--- Begin INPUT ---

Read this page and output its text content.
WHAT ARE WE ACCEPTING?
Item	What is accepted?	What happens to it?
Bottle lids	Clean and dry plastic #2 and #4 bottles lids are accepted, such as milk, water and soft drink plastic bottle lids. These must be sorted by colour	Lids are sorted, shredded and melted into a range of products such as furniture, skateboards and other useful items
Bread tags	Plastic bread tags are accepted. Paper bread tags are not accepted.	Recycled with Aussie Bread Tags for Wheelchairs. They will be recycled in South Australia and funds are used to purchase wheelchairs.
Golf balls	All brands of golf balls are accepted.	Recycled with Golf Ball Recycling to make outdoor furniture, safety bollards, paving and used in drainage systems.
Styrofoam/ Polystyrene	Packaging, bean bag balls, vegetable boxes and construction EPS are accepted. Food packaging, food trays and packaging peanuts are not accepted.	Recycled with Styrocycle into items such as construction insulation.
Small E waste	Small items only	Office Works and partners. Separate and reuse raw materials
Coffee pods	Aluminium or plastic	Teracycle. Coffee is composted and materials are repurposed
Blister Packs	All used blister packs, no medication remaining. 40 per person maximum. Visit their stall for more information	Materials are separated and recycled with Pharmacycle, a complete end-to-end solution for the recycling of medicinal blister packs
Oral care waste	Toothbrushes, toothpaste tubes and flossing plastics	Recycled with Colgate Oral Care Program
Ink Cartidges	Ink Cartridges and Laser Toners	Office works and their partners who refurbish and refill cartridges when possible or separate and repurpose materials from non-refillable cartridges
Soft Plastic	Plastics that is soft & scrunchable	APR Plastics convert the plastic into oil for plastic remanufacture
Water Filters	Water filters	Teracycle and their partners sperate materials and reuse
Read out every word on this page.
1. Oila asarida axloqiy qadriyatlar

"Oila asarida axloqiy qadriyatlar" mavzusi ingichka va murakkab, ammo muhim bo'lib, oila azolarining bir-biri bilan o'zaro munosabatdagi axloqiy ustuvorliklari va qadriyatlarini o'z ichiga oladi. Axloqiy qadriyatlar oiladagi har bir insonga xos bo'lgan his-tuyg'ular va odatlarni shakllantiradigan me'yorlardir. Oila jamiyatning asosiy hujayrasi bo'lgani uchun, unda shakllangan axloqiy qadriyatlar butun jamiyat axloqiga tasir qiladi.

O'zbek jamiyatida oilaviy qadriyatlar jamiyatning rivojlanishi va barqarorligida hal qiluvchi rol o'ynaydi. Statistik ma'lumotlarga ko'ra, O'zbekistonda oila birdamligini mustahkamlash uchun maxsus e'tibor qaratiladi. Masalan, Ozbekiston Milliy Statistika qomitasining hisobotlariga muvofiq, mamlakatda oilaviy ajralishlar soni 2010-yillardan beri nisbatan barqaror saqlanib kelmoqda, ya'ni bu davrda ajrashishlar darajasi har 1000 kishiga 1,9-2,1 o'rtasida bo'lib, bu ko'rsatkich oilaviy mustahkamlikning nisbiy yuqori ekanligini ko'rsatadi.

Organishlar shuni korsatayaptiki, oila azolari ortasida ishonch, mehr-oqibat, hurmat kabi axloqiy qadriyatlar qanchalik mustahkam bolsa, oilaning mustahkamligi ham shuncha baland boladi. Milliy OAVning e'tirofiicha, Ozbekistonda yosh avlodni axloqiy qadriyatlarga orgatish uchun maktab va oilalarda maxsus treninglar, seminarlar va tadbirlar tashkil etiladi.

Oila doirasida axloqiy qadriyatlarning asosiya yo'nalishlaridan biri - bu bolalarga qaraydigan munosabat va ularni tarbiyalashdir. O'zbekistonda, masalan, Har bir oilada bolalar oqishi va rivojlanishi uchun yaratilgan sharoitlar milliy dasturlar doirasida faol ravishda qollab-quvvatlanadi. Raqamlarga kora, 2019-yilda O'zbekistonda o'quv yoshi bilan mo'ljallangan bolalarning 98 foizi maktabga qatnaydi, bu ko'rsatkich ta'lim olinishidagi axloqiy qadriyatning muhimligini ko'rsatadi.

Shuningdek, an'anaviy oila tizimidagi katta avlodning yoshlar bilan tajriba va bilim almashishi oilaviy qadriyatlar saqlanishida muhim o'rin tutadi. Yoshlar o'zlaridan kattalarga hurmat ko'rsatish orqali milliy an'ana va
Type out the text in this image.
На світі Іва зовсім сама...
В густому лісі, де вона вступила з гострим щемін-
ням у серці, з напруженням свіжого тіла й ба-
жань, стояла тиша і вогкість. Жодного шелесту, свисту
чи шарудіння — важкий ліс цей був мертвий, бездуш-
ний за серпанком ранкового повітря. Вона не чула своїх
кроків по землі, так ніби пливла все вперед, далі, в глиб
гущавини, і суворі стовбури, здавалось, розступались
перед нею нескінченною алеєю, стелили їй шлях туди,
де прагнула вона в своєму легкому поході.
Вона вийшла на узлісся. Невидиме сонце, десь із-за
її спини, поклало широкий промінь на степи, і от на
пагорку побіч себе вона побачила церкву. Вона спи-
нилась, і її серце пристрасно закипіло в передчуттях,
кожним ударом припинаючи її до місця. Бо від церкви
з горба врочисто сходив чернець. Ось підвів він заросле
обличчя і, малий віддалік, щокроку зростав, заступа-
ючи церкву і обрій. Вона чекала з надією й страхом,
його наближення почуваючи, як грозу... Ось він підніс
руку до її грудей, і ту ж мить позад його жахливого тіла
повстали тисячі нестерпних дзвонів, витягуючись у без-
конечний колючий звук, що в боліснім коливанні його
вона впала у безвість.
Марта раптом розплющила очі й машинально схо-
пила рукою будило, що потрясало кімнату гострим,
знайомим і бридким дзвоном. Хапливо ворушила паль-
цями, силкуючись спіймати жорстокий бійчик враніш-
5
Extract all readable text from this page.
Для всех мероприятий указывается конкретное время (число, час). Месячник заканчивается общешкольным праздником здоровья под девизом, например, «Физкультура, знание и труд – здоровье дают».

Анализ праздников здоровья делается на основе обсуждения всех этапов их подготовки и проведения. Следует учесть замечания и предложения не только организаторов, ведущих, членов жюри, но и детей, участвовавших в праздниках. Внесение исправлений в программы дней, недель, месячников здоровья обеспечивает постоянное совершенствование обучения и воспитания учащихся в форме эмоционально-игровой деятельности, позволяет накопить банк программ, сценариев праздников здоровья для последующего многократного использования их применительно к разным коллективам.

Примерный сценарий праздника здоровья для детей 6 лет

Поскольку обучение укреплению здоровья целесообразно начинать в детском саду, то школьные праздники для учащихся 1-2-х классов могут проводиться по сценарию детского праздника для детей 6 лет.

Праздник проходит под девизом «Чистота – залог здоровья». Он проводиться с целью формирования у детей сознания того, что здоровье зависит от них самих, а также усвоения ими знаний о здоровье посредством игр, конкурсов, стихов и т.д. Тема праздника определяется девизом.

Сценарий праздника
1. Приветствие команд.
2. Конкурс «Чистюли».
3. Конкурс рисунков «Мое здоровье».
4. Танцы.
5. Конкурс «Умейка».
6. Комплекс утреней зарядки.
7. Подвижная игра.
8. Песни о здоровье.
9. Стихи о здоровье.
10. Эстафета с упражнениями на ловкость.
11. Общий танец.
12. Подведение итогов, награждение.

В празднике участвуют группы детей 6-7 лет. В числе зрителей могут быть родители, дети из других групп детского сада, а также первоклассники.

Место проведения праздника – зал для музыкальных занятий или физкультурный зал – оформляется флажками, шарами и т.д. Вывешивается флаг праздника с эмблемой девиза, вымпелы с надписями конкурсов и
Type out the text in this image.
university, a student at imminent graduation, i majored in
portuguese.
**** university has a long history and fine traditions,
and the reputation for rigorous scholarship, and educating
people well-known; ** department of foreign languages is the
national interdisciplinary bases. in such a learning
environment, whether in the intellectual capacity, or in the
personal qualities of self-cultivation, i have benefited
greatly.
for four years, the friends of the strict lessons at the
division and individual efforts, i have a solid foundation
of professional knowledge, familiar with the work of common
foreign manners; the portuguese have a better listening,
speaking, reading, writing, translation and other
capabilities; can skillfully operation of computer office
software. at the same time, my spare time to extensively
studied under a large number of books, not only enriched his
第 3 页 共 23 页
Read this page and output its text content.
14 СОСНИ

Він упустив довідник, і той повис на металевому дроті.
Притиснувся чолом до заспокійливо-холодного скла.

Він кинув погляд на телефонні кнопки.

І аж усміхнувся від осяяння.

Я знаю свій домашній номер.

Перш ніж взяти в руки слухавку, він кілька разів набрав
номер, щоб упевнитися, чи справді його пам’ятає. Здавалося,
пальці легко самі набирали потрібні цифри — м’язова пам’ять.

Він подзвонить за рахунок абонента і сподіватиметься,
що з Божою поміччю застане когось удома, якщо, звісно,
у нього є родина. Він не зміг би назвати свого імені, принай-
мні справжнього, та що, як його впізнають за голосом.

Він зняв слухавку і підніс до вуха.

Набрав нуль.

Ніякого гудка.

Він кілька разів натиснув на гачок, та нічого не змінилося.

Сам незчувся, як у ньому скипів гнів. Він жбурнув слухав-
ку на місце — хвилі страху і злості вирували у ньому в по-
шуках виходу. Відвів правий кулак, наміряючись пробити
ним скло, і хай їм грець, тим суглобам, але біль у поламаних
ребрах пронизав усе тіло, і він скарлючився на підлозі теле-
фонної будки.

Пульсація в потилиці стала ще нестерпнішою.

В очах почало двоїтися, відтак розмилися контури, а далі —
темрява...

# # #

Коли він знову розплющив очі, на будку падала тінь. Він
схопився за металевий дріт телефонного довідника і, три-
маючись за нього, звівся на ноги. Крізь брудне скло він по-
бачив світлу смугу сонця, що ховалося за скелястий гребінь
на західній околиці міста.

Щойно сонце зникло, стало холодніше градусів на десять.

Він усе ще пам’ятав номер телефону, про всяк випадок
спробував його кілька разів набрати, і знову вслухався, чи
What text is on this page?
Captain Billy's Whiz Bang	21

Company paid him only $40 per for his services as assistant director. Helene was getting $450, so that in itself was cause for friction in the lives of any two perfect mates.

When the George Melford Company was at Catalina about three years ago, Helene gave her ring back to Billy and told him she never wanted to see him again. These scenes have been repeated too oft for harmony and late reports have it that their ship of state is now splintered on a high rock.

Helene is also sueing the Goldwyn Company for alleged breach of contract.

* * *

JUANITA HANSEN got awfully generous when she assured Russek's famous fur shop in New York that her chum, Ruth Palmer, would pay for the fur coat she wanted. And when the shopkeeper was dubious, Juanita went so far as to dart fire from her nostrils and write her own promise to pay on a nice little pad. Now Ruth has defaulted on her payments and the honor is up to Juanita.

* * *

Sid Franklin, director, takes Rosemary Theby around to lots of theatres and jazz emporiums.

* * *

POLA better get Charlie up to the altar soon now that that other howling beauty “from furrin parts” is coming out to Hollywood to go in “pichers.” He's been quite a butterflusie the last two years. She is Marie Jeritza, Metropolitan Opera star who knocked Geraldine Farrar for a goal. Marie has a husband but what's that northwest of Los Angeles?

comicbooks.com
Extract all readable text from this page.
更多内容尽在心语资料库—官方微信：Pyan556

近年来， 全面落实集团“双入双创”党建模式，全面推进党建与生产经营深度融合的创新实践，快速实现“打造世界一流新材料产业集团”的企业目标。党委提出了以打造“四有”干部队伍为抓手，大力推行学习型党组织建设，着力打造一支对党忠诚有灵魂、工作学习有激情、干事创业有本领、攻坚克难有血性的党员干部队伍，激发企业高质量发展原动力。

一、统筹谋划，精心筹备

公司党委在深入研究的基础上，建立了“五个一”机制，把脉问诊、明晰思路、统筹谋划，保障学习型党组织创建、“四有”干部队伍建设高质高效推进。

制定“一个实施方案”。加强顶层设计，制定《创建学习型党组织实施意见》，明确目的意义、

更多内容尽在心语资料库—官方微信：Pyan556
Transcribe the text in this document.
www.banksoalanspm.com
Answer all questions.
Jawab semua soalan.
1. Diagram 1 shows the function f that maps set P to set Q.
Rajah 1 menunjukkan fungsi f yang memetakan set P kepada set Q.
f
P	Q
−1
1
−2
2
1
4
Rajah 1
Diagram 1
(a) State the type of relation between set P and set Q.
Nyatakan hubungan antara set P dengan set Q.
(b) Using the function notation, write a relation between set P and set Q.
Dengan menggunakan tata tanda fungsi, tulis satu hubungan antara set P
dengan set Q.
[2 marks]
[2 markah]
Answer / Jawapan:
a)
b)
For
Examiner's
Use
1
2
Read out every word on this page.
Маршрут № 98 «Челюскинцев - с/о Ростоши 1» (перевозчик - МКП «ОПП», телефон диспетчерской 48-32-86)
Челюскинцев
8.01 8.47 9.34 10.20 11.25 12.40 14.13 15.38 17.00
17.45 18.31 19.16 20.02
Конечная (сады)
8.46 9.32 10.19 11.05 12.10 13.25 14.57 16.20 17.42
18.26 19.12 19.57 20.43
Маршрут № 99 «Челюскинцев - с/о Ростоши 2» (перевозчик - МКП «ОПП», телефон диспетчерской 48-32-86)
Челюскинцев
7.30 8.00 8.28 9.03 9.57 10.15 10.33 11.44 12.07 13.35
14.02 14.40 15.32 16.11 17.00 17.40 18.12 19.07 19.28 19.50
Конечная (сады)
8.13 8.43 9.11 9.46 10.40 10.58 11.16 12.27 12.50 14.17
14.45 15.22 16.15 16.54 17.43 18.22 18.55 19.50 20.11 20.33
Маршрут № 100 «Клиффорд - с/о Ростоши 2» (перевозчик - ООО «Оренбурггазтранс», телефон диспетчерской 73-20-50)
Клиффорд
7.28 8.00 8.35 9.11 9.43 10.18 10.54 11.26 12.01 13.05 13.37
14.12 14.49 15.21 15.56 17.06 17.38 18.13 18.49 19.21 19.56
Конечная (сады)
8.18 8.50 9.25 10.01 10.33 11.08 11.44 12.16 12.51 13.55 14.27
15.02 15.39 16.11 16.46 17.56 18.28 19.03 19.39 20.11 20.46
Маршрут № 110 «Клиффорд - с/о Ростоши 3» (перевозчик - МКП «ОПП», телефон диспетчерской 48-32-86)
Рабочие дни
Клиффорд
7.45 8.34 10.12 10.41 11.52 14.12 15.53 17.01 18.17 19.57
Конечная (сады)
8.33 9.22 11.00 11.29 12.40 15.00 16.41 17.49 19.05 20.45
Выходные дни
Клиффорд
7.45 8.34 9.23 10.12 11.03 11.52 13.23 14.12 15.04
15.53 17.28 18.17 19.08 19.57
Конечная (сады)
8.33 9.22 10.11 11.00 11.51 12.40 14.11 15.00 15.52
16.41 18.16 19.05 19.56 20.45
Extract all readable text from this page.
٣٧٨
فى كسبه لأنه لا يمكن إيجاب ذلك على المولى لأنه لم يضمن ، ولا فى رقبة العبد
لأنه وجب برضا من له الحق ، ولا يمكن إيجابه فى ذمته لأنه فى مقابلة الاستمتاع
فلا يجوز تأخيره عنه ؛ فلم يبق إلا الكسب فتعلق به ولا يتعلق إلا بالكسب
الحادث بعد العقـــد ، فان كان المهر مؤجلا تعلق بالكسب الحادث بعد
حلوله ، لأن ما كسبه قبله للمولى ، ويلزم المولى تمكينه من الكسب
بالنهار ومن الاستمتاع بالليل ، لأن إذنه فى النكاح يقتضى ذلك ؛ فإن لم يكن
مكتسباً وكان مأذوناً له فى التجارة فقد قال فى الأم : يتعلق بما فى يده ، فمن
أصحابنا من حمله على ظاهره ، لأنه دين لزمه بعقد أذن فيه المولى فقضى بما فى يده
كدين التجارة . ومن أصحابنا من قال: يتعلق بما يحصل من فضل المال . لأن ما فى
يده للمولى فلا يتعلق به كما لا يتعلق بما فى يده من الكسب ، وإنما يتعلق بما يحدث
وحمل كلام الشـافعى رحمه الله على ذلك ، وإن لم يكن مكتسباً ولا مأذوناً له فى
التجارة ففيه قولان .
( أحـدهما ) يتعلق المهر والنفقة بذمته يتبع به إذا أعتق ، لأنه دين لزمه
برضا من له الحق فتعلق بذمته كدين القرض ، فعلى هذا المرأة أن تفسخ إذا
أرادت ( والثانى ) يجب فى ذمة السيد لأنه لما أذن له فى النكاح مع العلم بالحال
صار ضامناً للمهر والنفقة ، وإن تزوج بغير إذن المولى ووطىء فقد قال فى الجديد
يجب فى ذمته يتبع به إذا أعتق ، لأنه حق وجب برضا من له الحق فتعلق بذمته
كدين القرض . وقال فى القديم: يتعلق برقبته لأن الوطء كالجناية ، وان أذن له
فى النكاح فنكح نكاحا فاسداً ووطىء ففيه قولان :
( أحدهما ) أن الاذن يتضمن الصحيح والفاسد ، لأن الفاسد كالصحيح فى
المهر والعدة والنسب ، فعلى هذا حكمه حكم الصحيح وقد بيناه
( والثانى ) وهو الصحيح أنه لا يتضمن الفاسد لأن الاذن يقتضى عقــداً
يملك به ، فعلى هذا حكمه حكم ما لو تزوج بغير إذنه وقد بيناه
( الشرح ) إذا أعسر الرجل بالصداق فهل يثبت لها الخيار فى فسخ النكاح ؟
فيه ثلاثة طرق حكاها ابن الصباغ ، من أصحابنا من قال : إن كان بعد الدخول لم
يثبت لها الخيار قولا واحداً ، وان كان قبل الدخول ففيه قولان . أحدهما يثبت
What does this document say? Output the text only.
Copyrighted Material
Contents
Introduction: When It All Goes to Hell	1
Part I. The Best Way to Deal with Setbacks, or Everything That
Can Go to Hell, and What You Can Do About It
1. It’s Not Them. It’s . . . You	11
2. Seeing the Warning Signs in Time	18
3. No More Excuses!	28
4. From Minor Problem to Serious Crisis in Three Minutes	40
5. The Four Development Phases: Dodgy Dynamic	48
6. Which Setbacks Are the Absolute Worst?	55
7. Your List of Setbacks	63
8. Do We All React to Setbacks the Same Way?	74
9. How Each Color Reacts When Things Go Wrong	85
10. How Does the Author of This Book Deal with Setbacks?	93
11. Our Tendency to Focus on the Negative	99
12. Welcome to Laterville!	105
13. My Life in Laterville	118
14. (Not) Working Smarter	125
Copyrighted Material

--- End INPUT ---

* _CHALLENGE_:
Track down every line with the word "المهر" and copy it.

* _REPLY TO THE TASK_:
الحادث بعد العقـــد ، فان كان المهر مؤجلا تعلق بالكسب الحادث بعد
( أحـدهما ) يتعلق المهر والنفقة بذمته يتبع به إذا أعتق ، لأنه دين لزمه
المهر والعدة والنسب ، فعلى هذا حكمه حكم الصحيح وقد بيناه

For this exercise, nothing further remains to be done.